DIRECTION =>
Go through the data below and gather each line containing "ylabel".

DATA TO PROCESS =>

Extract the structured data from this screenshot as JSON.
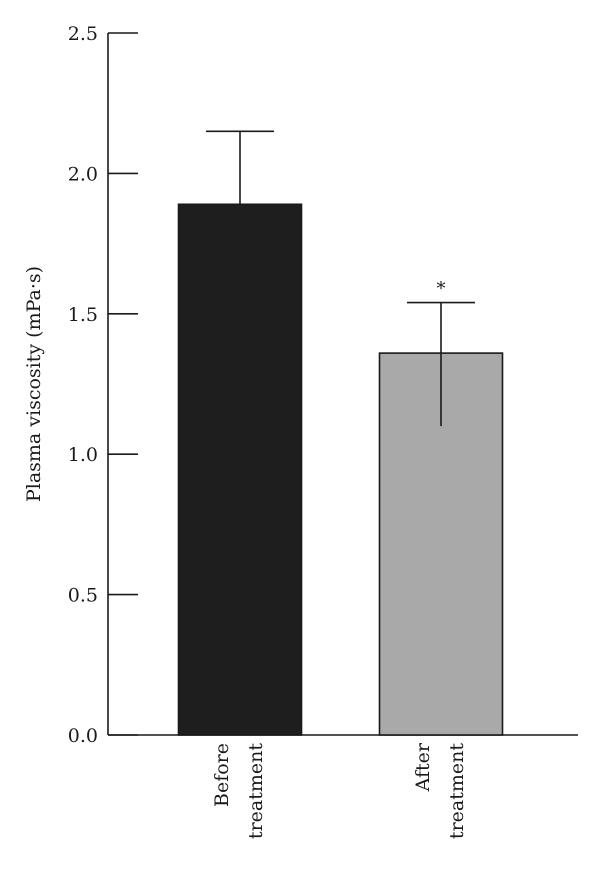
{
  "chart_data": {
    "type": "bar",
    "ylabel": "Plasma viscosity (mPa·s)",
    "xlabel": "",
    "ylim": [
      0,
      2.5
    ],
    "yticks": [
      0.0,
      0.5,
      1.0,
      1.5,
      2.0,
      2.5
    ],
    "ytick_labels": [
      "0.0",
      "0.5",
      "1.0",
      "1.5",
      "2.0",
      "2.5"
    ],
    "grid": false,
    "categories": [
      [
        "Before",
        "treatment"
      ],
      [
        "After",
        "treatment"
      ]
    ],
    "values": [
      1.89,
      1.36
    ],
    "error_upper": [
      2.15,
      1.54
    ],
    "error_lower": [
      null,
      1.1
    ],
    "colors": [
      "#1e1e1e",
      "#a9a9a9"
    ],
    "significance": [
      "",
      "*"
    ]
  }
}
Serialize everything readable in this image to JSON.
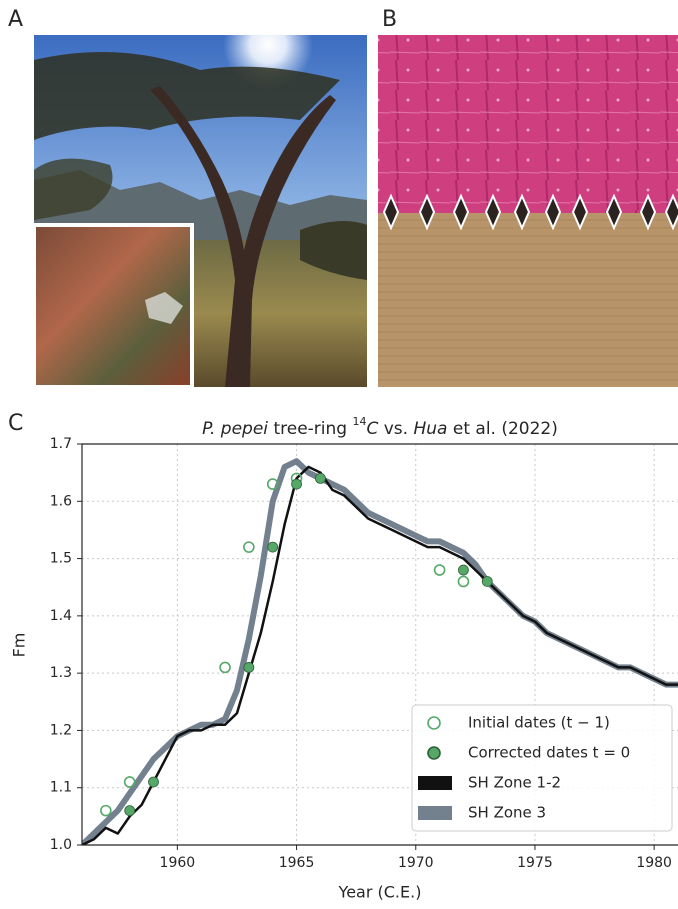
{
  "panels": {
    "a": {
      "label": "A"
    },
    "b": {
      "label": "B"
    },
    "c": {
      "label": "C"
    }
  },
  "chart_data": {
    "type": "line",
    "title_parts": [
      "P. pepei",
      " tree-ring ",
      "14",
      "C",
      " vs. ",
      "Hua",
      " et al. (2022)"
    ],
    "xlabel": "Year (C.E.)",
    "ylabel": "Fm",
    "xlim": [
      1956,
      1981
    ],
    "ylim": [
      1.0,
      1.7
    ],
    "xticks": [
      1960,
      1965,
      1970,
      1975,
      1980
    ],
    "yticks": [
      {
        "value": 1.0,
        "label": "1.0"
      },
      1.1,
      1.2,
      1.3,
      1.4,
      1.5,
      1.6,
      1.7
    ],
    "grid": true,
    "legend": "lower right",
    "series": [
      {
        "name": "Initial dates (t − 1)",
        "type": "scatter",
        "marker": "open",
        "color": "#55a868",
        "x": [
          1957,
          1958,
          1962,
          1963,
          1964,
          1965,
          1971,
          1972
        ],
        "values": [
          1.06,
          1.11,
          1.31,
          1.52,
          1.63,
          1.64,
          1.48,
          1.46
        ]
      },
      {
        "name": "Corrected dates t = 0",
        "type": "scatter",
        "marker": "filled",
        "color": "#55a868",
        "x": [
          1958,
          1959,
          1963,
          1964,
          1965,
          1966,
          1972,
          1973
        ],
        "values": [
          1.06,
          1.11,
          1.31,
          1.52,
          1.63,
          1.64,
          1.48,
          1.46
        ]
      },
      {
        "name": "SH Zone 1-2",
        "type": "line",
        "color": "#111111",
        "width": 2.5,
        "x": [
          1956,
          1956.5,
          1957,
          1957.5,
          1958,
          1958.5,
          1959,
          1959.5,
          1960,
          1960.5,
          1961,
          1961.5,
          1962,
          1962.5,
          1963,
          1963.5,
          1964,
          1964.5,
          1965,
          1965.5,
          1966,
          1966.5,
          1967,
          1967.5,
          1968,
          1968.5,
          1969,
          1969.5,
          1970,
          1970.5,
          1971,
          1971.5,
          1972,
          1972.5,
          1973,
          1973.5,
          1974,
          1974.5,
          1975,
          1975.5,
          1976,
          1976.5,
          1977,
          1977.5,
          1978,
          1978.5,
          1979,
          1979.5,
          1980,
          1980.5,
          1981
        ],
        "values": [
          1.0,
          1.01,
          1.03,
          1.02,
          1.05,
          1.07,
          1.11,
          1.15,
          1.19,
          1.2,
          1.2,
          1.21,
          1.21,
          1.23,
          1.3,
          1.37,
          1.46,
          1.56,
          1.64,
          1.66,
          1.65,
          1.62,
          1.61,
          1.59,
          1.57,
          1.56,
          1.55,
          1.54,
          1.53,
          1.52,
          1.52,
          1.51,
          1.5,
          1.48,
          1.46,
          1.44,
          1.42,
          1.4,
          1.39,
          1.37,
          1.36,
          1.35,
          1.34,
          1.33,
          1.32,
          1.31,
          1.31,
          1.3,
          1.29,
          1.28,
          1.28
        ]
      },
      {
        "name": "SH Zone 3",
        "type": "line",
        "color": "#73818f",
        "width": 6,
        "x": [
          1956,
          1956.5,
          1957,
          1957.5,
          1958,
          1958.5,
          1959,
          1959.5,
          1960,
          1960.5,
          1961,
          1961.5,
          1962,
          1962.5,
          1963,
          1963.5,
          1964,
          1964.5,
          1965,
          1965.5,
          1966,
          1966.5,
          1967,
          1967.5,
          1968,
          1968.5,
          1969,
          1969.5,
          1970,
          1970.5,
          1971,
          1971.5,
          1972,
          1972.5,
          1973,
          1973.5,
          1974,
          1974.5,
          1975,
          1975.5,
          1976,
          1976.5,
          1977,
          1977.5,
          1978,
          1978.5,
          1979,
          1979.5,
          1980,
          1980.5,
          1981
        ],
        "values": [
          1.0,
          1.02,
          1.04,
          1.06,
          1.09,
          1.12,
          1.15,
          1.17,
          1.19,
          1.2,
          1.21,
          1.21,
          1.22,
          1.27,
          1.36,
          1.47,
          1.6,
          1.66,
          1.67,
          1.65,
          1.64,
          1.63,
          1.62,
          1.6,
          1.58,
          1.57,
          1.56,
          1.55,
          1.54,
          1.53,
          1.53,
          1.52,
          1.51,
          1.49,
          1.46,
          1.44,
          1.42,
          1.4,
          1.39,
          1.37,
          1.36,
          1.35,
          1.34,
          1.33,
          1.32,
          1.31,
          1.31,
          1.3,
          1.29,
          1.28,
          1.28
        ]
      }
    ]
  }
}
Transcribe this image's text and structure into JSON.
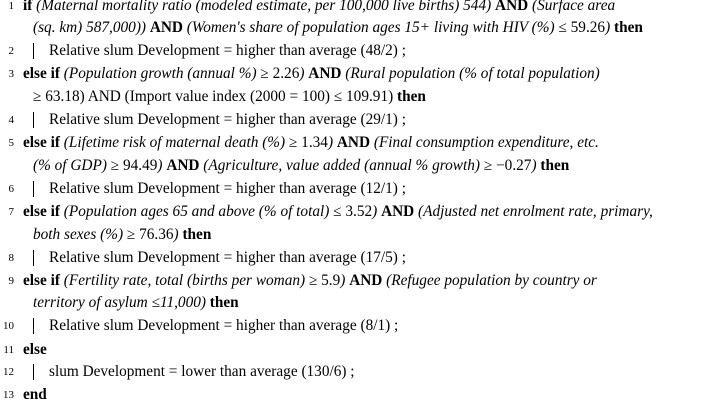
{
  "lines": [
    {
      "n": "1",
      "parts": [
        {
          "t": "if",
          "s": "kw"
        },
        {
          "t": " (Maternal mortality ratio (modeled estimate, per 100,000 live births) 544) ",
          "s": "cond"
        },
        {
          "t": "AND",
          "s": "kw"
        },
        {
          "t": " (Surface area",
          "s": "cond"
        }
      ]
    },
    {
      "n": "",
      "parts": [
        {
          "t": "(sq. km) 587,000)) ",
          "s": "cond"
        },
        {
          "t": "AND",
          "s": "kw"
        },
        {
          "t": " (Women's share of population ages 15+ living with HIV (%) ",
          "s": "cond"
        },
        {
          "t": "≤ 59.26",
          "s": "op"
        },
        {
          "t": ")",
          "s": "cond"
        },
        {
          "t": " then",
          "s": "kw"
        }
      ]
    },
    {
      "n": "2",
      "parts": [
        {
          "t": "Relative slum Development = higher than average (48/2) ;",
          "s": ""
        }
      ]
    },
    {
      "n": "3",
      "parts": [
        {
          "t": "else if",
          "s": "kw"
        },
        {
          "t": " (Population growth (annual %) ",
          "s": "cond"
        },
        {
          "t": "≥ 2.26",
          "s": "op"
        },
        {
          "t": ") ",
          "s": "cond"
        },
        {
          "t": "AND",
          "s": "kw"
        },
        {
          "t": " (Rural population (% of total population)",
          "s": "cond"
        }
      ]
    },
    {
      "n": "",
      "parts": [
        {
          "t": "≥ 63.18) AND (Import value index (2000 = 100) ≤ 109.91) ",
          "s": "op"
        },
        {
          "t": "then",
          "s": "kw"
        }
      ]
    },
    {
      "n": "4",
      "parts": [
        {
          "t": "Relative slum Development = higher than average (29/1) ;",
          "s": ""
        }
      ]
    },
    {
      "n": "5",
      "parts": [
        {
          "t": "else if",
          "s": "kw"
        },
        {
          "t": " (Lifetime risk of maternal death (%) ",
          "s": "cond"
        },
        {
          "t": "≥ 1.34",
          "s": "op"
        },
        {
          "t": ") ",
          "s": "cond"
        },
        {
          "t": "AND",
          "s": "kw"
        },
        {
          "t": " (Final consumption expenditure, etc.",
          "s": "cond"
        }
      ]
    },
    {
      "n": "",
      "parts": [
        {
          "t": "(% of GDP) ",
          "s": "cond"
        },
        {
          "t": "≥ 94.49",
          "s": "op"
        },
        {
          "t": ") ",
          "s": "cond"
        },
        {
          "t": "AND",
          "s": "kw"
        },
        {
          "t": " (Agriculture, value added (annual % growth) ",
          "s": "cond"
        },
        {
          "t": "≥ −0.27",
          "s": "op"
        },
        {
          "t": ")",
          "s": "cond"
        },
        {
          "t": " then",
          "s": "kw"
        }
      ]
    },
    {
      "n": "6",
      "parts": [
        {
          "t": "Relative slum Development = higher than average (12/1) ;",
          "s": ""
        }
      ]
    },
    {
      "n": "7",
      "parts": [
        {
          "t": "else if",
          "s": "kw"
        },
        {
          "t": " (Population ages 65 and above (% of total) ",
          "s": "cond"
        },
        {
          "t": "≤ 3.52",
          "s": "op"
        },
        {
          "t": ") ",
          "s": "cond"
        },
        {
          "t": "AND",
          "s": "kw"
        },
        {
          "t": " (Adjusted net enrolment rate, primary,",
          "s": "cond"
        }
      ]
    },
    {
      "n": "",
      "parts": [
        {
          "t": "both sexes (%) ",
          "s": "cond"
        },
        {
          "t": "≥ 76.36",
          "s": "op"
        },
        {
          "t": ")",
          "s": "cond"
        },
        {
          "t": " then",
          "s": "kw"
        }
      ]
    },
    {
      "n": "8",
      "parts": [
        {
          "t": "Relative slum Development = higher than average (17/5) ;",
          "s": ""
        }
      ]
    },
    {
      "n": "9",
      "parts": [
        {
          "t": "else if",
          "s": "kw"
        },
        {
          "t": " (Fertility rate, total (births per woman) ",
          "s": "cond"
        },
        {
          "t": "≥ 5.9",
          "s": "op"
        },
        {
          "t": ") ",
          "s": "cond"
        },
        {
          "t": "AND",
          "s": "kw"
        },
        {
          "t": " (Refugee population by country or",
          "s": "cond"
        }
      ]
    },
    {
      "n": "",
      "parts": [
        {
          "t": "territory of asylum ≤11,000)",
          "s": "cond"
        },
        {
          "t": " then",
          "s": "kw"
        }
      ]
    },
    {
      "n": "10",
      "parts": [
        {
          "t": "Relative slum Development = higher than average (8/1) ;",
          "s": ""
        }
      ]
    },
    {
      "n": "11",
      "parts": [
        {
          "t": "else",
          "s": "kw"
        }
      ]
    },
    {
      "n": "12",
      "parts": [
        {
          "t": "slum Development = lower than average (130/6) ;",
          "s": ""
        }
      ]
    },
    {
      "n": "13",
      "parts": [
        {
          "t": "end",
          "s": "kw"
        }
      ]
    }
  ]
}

FULL SOLUTION =>
    "ylabel": "Plasma viscosity (mPa·s)",
    "ylabel": "Fm",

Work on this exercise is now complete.